▶ **Requirement**
Each record below should be repeated precisely as written.

▶ **Dataset**
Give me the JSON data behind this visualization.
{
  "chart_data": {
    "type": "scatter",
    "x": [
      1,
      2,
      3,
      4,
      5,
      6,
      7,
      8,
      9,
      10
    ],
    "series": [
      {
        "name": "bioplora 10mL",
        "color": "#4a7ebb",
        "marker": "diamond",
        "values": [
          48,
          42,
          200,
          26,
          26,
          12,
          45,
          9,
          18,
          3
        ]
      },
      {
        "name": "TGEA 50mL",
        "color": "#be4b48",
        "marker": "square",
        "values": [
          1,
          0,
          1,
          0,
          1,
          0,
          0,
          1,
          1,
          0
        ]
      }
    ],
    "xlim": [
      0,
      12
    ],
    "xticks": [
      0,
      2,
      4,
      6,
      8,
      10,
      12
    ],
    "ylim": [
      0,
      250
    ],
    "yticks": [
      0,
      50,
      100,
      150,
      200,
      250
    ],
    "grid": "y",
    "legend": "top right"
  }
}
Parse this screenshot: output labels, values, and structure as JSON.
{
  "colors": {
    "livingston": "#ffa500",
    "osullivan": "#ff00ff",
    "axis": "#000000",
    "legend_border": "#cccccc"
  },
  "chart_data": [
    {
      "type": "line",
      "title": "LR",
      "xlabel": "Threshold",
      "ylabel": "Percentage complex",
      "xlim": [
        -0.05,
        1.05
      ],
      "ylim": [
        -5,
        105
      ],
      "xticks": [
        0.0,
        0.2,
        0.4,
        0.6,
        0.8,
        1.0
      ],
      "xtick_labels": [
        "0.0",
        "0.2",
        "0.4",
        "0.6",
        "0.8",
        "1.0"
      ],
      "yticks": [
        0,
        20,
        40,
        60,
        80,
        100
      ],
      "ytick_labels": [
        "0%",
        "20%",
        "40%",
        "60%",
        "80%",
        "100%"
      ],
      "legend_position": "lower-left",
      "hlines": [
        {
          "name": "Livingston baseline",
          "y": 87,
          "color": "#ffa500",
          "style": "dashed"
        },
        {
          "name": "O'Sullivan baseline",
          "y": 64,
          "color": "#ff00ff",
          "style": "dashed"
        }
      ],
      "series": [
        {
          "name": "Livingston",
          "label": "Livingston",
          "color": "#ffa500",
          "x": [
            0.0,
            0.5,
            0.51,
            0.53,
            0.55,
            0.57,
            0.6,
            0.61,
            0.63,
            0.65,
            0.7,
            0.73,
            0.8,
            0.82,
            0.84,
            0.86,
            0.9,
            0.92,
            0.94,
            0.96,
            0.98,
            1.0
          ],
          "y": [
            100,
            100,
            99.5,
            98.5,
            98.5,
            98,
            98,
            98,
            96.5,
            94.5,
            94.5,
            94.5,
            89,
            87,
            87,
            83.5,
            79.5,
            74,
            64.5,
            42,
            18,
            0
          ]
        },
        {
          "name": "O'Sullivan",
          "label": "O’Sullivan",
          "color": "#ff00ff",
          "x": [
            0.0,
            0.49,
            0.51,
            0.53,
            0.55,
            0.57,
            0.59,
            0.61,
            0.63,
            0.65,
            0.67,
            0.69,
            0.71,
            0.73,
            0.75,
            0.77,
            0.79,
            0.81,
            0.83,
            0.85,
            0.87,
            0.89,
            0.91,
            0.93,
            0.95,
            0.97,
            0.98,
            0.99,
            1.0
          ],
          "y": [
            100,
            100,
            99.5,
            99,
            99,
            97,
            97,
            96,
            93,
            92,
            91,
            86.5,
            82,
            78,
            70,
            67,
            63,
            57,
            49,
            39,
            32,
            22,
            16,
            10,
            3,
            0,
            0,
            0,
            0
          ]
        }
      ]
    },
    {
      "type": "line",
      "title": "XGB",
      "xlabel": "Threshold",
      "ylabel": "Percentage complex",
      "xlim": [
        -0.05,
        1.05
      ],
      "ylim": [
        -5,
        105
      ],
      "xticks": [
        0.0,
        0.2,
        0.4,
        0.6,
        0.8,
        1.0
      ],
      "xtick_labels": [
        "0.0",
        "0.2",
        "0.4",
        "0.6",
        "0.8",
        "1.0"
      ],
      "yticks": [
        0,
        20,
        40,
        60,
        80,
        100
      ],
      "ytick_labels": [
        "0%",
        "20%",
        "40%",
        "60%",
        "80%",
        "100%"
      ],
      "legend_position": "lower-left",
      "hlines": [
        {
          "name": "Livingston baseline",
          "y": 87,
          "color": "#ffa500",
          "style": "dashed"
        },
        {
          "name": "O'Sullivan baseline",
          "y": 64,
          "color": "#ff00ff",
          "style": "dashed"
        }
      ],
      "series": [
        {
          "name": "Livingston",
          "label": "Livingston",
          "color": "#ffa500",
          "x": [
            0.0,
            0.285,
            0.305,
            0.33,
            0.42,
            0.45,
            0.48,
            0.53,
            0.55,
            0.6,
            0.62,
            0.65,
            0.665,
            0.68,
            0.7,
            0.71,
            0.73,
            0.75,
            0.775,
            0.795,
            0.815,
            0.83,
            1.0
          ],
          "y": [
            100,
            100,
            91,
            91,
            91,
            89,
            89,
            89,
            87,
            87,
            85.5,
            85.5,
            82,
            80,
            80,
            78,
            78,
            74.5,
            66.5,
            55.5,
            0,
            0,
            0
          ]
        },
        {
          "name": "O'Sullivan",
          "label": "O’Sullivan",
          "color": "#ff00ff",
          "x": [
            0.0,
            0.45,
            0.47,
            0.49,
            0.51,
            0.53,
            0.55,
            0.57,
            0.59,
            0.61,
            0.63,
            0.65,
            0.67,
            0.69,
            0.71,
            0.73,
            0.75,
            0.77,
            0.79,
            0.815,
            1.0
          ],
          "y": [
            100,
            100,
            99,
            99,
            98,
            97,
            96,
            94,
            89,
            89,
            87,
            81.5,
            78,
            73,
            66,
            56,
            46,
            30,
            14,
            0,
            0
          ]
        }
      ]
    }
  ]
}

▶ **Solution**
Give me the JSON data behind this visualization.
{
  "chart_data": {
    "type": "scatter",
    "x": [
      1,
      2,
      3,
      4,
      5,
      6,
      7,
      8,
      9,
      10
    ],
    "series": [
      {
        "name": "bioplora 10mL",
        "color": "#4a7ebb",
        "marker": "diamond",
        "values": [
          48,
          42,
          200,
          26,
          26,
          12,
          45,
          9,
          18,
          3
        ]
      },
      {
        "name": "TGEA 50mL",
        "color": "#be4b48",
        "marker": "square",
        "values": [
          1,
          0,
          1,
          0,
          1,
          0,
          0,
          1,
          1,
          0
        ]
      }
    ],
    "xlim": [
      0,
      12
    ],
    "xticks": [
      0,
      2,
      4,
      6,
      8,
      10,
      12
    ],
    "ylim": [
      0,
      250
    ],
    "yticks": [
      0,
      50,
      100,
      150,
      200,
      250
    ],
    "grid": "y",
    "legend": "top right"
  }
}
Parse this screenshot: output labels, values, and structure as JSON.
{
  "colors": {
    "livingston": "#ffa500",
    "osullivan": "#ff00ff",
    "axis": "#000000",
    "legend_border": "#cccccc"
  },
  "chart_data": [
    {
      "type": "line",
      "title": "LR",
      "xlabel": "Threshold",
      "ylabel": "Percentage complex",
      "xlim": [
        -0.05,
        1.05
      ],
      "ylim": [
        -5,
        105
      ],
      "xticks": [
        0.0,
        0.2,
        0.4,
        0.6,
        0.8,
        1.0
      ],
      "xtick_labels": [
        "0.0",
        "0.2",
        "0.4",
        "0.6",
        "0.8",
        "1.0"
      ],
      "yticks": [
        0,
        20,
        40,
        60,
        80,
        100
      ],
      "ytick_labels": [
        "0%",
        "20%",
        "40%",
        "60%",
        "80%",
        "100%"
      ],
      "legend_position": "lower-left",
      "hlines": [
        {
          "name": "Livingston baseline",
          "y": 87,
          "color": "#ffa500",
          "style": "dashed"
        },
        {
          "name": "O'Sullivan baseline",
          "y": 64,
          "color": "#ff00ff",
          "style": "dashed"
        }
      ],
      "series": [
        {
          "name": "Livingston",
          "label": "Livingston",
          "color": "#ffa500",
          "x": [
            0.0,
            0.5,
            0.51,
            0.53,
            0.55,
            0.57,
            0.6,
            0.61,
            0.63,
            0.65,
            0.7,
            0.73,
            0.8,
            0.82,
            0.84,
            0.86,
            0.9,
            0.92,
            0.94,
            0.96,
            0.98,
            1.0
          ],
          "y": [
            100,
            100,
            99.5,
            98.5,
            98.5,
            98,
            98,
            98,
            96.5,
            94.5,
            94.5,
            94.5,
            89,
            87,
            87,
            83.5,
            79.5,
            74,
            64.5,
            42,
            18,
            0
          ]
        },
        {
          "name": "O'Sullivan",
          "label": "O’Sullivan",
          "color": "#ff00ff",
          "x": [
            0.0,
            0.49,
            0.51,
            0.53,
            0.55,
            0.57,
            0.59,
            0.61,
            0.63,
            0.65,
            0.67,
            0.69,
            0.71,
            0.73,
            0.75,
            0.77,
            0.79,
            0.81,
            0.83,
            0.85,
            0.87,
            0.89,
            0.91,
            0.93,
            0.95,
            0.97,
            0.98,
            0.99,
            1.0
          ],
          "y": [
            100,
            100,
            99.5,
            99,
            99,
            97,
            97,
            96,
            93,
            92,
            91,
            86.5,
            82,
            78,
            70,
            67,
            63,
            57,
            49,
            39,
            32,
            22,
            16,
            10,
            3,
            0,
            0,
            0,
            0
          ]
        }
      ]
    },
    {
      "type": "line",
      "title": "XGB",
      "xlabel": "Threshold",
      "ylabel": "Percentage complex",
      "xlim": [
        -0.05,
        1.05
      ],
      "ylim": [
        -5,
        105
      ],
      "xticks": [
        0.0,
        0.2,
        0.4,
        0.6,
        0.8,
        1.0
      ],
      "xtick_labels": [
        "0.0",
        "0.2",
        "0.4",
        "0.6",
        "0.8",
        "1.0"
      ],
      "yticks": [
        0,
        20,
        40,
        60,
        80,
        100
      ],
      "ytick_labels": [
        "0%",
        "20%",
        "40%",
        "60%",
        "80%",
        "100%"
      ],
      "legend_position": "lower-left",
      "hlines": [
        {
          "name": "Livingston baseline",
          "y": 87,
          "color": "#ffa500",
          "style": "dashed"
        },
        {
          "name": "O'Sullivan baseline",
          "y": 64,
          "color": "#ff00ff",
          "style": "dashed"
        }
      ],
      "series": [
        {
          "name": "Livingston",
          "label": "Livingston",
          "color": "#ffa500",
          "x": [
            0.0,
            0.285,
            0.305,
            0.33,
            0.42,
            0.45,
            0.48,
            0.53,
            0.55,
            0.6,
            0.62,
            0.65,
            0.665,
            0.68,
            0.7,
            0.71,
            0.73,
            0.75,
            0.775,
            0.795,
            0.815,
            0.83,
            1.0
          ],
          "y": [
            100,
            100,
            91,
            91,
            91,
            89,
            89,
            89,
            87,
            87,
            85.5,
            85.5,
            82,
            80,
            80,
            78,
            78,
            74.5,
            66.5,
            55.5,
            0,
            0,
            0
          ]
        },
        {
          "name": "O'Sullivan",
          "label": "O’Sullivan",
          "color": "#ff00ff",
          "x": [
            0.0,
            0.45,
            0.47,
            0.49,
            0.51,
            0.53,
            0.55,
            0.57,
            0.59,
            0.61,
            0.63,
            0.65,
            0.67,
            0.69,
            0.71,
            0.73,
            0.75,
            0.77,
            0.79,
            0.815,
            1.0
          ],
          "y": [
            100,
            100,
            99,
            99,
            98,
            97,
            96,
            94,
            89,
            89,
            87,
            81.5,
            78,
            73,
            66,
            56,
            46,
            30,
            14,
            0,
            0
          ]
        }
      ]
    }
  ]
}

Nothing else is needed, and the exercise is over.